### Given exercise
Check each line of the records below for the word "navigate" and copy those where it appears.

Stored items
· · · · ·

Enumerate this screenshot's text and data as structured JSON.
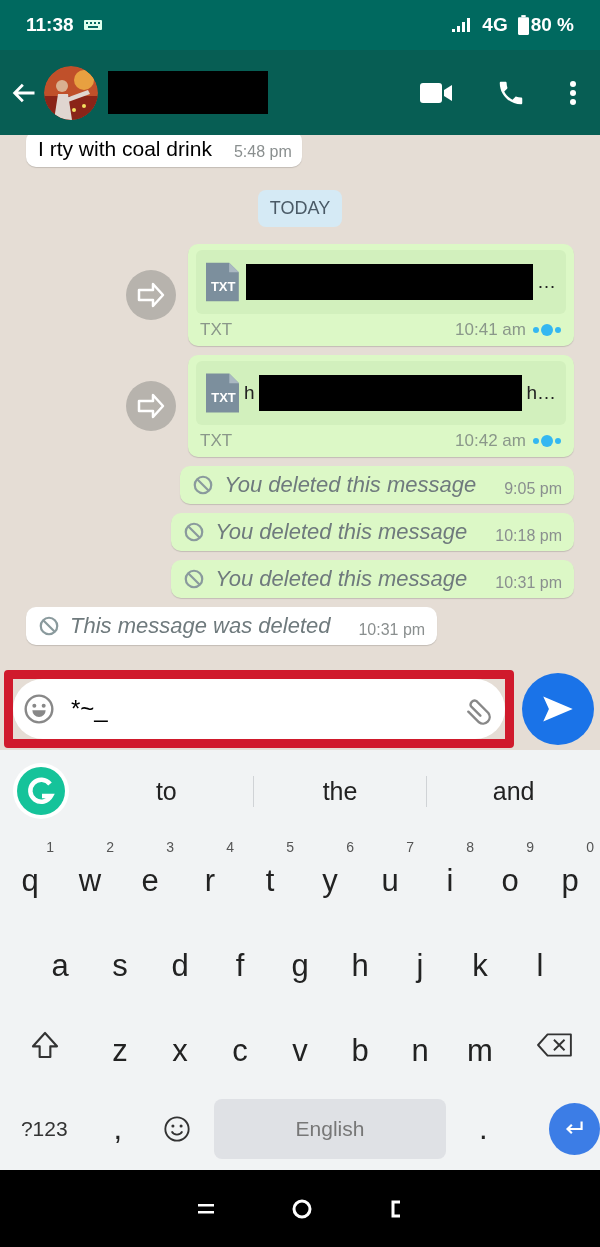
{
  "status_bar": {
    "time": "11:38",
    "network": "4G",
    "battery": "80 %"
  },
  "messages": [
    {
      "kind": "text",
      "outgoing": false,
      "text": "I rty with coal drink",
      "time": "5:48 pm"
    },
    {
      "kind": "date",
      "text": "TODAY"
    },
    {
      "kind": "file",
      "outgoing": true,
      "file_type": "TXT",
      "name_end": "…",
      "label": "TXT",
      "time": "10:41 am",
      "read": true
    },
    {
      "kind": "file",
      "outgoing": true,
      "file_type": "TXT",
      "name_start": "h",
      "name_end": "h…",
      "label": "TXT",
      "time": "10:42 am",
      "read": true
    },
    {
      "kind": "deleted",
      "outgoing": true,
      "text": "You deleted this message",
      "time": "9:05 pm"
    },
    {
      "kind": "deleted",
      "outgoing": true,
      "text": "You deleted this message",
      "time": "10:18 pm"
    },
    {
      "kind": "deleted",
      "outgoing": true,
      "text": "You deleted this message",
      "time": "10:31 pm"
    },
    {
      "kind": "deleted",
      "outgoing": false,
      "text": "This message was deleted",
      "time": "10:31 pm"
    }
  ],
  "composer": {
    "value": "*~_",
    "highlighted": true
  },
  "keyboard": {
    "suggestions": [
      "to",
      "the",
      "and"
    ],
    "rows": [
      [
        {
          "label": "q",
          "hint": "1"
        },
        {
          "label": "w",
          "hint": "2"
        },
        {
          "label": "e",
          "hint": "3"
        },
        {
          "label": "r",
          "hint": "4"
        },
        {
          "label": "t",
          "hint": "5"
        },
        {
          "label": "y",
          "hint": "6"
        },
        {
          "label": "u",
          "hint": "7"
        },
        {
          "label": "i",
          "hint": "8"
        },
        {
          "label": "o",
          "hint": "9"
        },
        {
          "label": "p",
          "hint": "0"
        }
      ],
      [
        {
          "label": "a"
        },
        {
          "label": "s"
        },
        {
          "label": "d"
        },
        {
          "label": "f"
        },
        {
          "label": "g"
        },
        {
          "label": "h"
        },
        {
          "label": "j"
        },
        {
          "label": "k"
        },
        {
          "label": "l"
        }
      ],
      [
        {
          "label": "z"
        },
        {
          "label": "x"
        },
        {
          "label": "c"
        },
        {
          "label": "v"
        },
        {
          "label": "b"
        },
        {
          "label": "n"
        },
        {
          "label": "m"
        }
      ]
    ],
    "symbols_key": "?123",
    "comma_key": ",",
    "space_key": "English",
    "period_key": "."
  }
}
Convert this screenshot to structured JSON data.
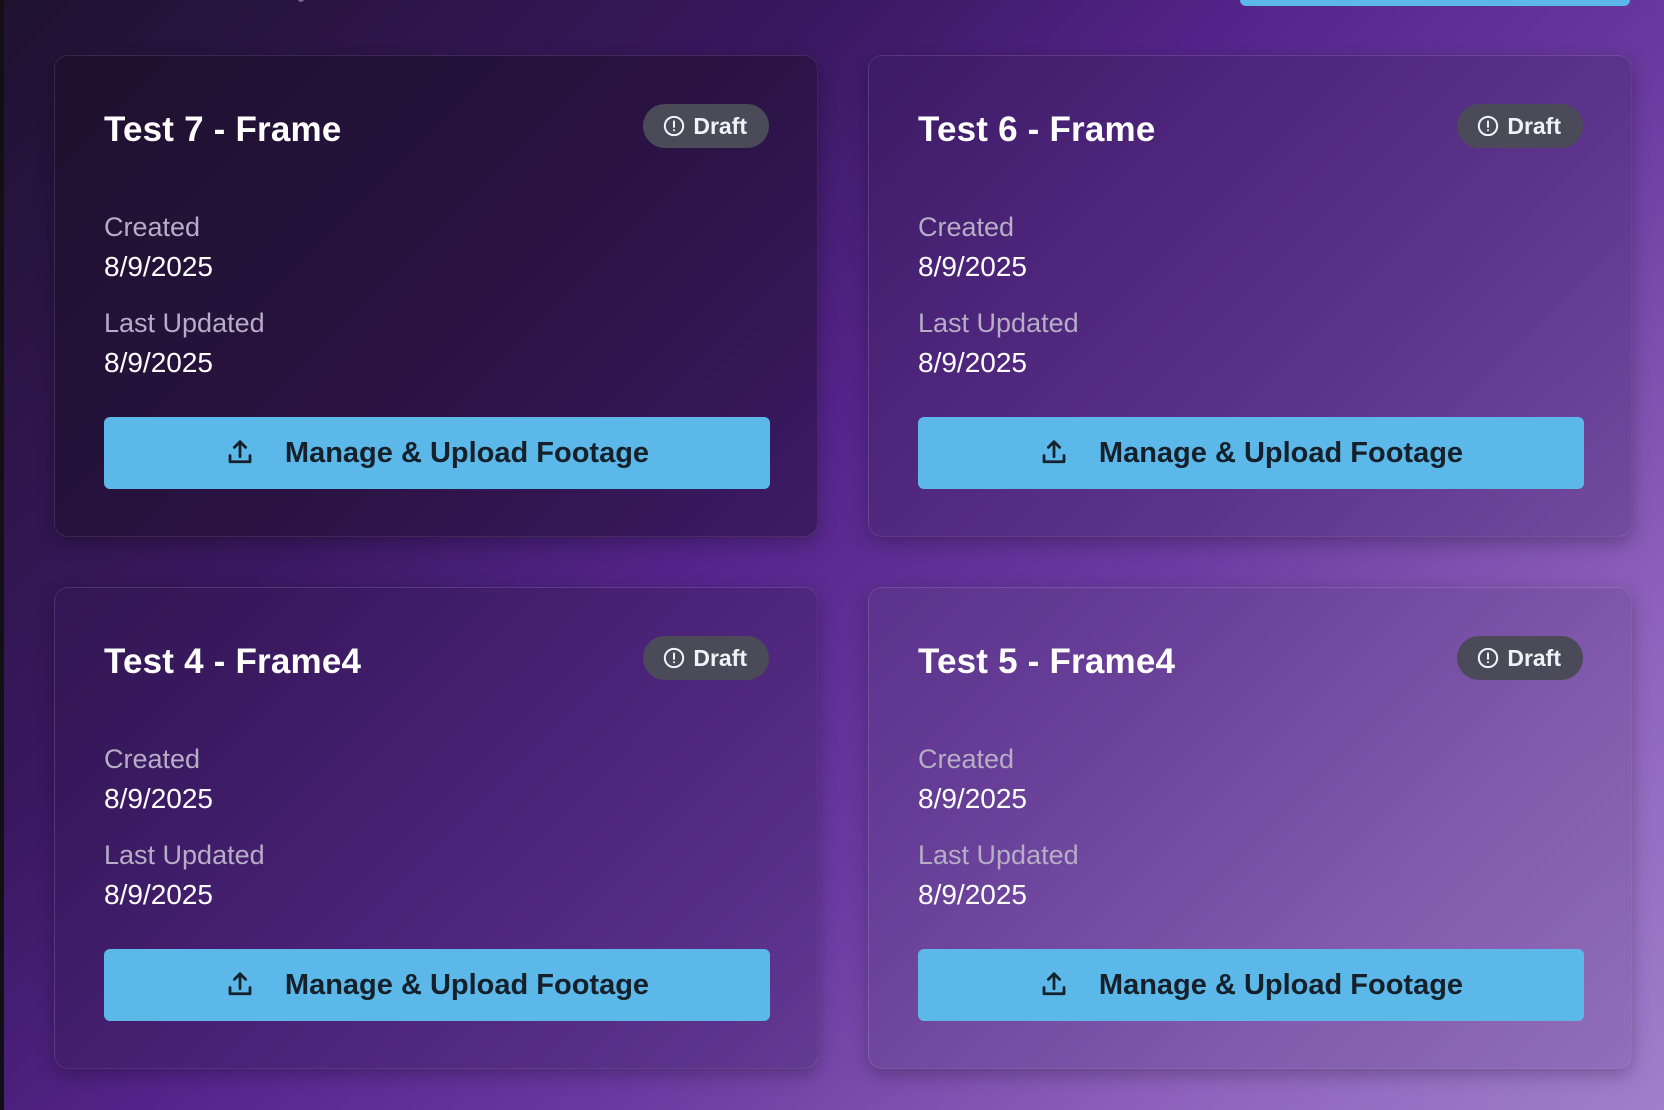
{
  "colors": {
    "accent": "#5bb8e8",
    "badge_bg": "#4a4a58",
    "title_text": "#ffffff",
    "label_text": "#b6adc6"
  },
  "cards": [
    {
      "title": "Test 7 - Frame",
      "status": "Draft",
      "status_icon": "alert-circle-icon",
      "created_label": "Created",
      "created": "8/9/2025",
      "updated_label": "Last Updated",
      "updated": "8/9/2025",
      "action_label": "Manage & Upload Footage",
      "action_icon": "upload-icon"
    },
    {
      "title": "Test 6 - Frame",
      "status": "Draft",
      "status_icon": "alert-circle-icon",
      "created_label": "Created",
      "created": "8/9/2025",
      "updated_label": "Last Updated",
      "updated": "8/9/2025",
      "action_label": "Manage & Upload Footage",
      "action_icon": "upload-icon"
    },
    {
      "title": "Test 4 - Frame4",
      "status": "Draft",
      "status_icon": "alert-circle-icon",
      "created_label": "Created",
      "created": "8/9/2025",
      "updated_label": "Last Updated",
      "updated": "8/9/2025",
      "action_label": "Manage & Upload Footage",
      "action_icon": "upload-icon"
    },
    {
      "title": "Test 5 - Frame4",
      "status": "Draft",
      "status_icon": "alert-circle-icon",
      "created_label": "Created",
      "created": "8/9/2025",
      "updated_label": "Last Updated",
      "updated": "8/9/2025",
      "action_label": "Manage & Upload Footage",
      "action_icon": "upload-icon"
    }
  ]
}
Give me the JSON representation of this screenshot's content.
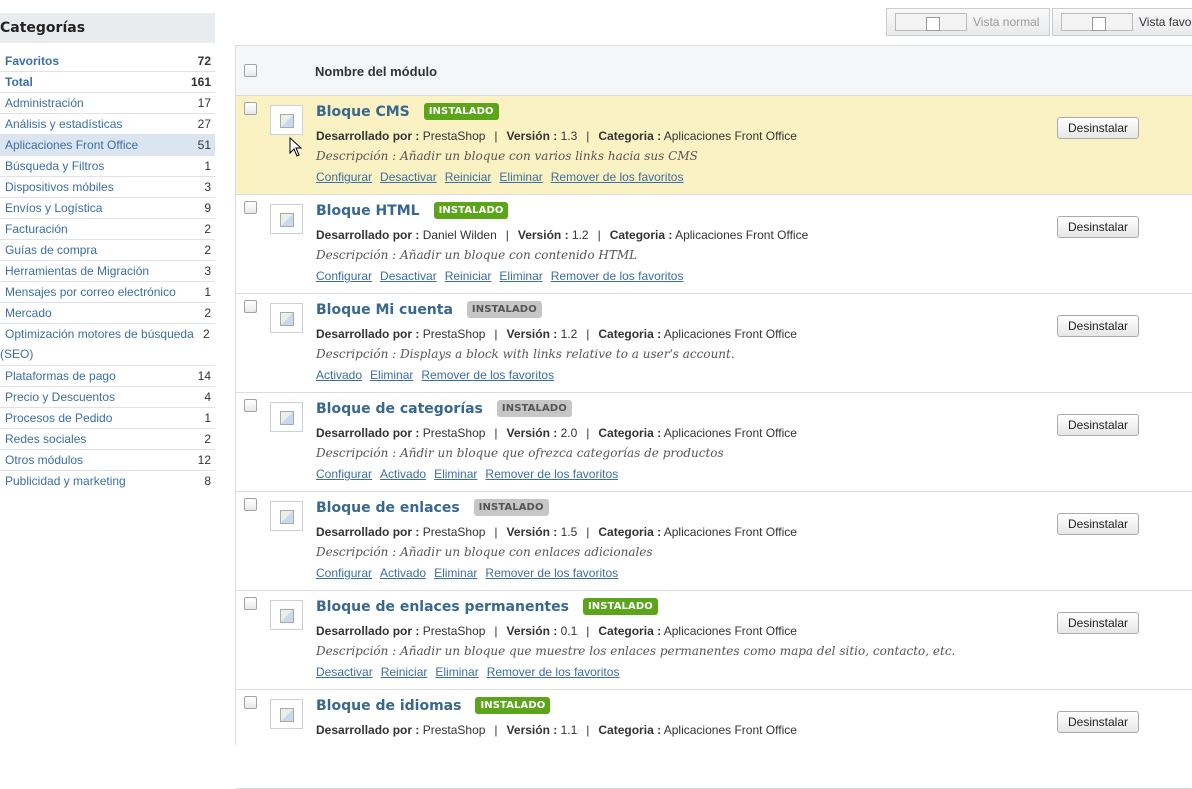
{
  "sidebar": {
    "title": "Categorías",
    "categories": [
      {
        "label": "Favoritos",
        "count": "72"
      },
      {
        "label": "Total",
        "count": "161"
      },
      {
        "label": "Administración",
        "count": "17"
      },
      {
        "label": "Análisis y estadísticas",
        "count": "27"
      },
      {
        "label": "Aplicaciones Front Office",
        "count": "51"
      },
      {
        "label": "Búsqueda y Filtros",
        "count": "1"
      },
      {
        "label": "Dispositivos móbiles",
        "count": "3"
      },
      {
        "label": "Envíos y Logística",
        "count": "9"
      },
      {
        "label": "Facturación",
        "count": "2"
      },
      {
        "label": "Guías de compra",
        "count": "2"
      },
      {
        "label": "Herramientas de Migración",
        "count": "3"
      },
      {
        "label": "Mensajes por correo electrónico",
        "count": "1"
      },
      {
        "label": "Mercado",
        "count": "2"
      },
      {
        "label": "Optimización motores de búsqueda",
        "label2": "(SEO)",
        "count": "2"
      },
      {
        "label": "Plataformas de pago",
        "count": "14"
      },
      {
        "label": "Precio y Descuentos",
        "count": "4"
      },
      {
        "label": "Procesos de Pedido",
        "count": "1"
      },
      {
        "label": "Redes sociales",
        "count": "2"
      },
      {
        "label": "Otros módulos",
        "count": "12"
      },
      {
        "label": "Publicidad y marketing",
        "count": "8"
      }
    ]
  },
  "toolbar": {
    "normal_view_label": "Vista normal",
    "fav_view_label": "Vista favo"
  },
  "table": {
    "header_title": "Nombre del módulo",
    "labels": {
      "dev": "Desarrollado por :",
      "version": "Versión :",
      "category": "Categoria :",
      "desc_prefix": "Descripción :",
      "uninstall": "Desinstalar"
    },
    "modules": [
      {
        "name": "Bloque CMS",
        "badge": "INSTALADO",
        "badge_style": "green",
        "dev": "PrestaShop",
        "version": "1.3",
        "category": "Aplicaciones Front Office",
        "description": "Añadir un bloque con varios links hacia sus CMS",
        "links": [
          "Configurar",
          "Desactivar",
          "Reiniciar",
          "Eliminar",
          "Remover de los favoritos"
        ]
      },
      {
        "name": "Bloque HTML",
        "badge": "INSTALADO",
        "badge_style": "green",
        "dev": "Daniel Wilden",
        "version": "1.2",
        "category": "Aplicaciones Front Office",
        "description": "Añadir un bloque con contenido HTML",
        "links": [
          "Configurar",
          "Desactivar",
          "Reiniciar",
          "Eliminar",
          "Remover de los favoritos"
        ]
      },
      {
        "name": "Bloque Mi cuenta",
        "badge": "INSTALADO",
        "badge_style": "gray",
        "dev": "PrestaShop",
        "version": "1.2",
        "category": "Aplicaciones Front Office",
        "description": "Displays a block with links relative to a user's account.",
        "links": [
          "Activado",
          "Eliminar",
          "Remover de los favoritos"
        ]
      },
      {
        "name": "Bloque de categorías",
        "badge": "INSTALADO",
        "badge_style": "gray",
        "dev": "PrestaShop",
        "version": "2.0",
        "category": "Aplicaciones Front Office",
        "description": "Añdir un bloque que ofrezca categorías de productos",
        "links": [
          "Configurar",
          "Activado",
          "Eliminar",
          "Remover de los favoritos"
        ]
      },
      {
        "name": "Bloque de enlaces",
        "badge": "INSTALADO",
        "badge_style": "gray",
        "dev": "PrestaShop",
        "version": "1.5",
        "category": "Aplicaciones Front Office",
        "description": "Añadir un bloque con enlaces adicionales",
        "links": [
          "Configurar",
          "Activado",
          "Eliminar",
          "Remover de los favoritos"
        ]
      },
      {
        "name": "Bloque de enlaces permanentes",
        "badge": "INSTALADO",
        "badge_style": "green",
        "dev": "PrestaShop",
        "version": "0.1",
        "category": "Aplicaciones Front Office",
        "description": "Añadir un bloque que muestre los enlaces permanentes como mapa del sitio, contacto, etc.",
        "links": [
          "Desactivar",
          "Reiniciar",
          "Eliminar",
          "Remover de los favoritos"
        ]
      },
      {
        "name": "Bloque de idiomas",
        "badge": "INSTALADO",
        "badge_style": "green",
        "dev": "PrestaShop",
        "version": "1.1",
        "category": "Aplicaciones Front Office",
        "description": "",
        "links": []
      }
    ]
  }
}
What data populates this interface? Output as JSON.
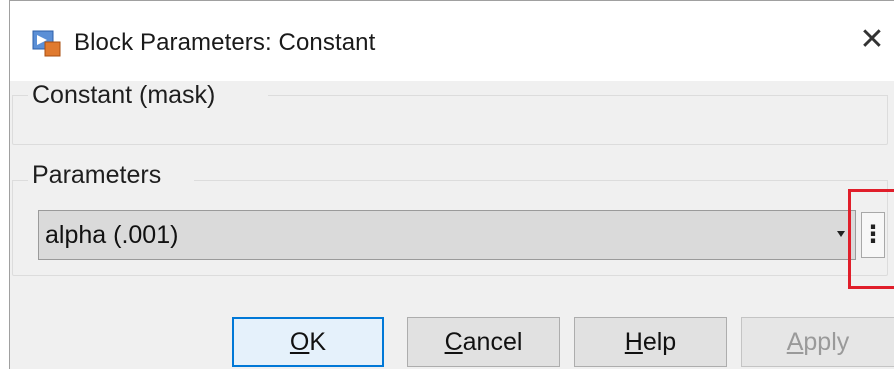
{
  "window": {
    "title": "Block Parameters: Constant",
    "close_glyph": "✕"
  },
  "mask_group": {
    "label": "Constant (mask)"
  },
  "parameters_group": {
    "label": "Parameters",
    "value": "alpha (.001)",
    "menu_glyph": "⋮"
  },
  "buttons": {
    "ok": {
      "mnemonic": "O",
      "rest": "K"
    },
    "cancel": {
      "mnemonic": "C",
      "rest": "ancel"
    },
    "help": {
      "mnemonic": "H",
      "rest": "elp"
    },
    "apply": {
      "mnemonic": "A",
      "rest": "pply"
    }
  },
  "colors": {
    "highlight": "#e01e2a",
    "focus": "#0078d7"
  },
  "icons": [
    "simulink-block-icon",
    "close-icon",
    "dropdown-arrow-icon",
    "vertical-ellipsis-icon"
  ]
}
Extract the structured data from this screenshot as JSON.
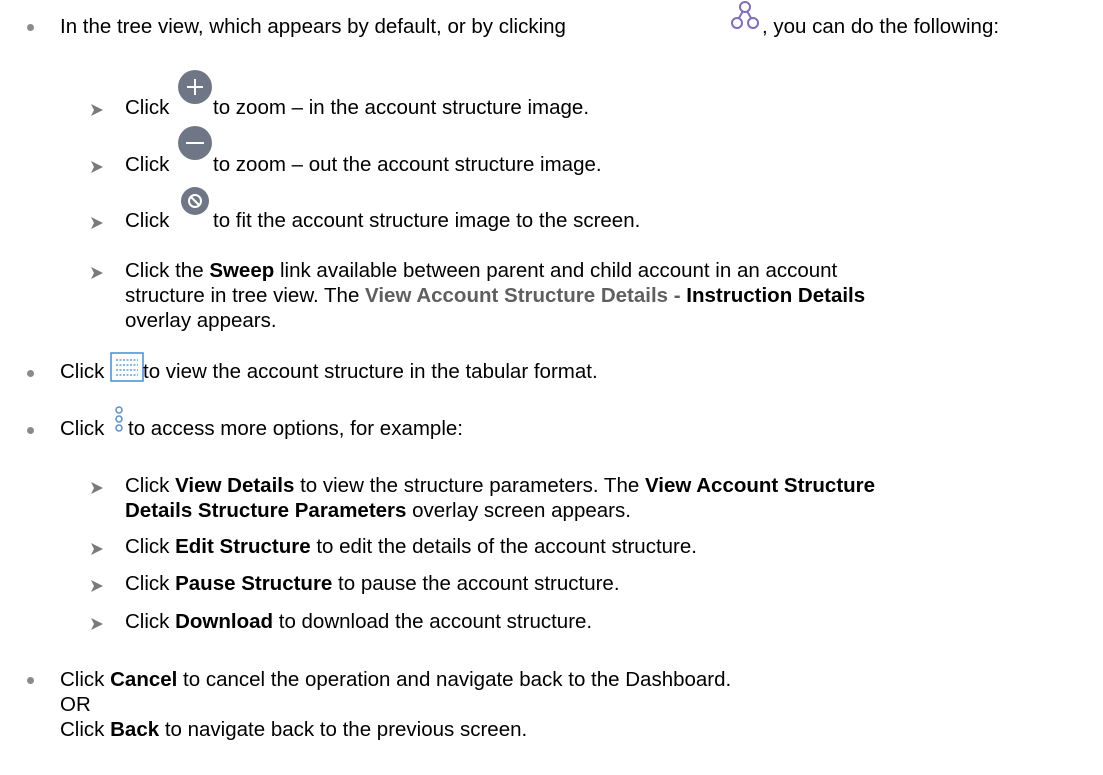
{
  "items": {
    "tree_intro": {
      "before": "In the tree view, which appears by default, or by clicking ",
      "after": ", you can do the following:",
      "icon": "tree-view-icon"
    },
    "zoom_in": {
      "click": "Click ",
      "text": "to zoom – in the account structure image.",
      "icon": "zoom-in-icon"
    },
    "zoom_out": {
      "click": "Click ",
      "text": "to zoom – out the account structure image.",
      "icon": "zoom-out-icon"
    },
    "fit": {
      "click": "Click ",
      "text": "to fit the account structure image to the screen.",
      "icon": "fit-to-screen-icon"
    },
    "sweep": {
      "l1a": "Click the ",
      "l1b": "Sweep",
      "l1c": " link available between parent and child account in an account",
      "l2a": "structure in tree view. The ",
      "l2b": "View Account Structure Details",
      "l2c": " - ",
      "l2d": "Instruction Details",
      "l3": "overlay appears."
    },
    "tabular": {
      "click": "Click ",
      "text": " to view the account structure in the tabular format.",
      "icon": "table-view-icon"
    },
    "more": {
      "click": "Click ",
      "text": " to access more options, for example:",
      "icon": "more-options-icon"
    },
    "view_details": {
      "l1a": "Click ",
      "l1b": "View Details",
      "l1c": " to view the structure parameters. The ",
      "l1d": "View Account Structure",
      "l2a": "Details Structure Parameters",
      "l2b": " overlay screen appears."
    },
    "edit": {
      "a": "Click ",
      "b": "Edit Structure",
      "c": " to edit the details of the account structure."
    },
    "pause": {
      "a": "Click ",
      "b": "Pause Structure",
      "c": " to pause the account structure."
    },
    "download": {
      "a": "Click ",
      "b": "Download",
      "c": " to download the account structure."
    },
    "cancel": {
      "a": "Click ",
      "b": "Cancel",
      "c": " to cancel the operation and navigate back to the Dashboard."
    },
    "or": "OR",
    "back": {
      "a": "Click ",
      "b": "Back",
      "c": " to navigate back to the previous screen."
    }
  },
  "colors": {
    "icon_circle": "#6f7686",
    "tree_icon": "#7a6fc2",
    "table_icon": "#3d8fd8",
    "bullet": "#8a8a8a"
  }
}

· · · · ·

### Reply
      "c": " to cancel the operation and navigate back to the Dashboard."
      "c": " to navigate back to the previous screen."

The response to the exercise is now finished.